• **DO THIS**:
Scan each line of the records for the word "text" and extract the ones that have it.

• **EXERCISE INPUT**:
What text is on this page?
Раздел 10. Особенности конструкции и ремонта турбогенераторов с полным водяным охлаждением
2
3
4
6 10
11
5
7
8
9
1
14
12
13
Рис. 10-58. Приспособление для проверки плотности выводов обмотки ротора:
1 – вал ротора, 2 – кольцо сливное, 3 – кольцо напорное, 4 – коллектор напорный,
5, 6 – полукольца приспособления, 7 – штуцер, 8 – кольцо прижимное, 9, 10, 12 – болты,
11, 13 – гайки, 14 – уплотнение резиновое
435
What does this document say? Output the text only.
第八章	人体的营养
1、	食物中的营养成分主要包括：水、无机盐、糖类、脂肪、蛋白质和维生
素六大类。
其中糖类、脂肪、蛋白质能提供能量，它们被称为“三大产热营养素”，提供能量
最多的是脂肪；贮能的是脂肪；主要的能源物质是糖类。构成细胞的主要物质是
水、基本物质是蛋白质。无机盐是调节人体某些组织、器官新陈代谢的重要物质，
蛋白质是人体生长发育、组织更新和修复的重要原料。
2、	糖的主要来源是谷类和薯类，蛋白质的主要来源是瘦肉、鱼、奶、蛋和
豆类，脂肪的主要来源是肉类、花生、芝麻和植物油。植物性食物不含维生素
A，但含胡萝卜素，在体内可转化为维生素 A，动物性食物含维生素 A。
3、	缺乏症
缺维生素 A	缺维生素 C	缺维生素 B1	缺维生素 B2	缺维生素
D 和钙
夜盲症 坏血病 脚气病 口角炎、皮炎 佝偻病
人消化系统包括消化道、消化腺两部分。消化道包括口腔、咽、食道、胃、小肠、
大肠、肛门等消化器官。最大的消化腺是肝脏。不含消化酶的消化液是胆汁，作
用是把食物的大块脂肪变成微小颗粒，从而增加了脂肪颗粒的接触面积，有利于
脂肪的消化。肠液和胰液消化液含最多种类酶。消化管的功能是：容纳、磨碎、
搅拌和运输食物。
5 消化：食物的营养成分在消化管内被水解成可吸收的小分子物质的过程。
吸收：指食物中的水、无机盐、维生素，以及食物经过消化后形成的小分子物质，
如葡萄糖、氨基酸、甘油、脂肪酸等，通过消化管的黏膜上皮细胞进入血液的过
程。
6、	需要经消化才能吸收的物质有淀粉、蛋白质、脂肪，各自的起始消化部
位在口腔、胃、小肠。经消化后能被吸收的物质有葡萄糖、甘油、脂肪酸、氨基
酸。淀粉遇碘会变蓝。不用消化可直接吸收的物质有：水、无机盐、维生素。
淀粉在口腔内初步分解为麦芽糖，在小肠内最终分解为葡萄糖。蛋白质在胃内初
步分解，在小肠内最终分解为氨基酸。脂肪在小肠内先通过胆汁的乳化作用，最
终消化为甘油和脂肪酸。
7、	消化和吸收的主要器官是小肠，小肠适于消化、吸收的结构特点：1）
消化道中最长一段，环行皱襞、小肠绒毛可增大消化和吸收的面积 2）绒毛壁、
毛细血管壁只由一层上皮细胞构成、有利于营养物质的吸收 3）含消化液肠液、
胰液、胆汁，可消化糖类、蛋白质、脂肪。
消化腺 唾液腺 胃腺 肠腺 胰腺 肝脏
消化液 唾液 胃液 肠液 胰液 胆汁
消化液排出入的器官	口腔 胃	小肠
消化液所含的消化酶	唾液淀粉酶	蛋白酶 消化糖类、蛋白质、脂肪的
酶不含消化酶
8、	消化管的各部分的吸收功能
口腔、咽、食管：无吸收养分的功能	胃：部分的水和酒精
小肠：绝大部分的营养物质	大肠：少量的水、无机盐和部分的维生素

• **ANSWER FOR THIS EXERCISE**:
What text is on this page?
What does this document say? Output the text only.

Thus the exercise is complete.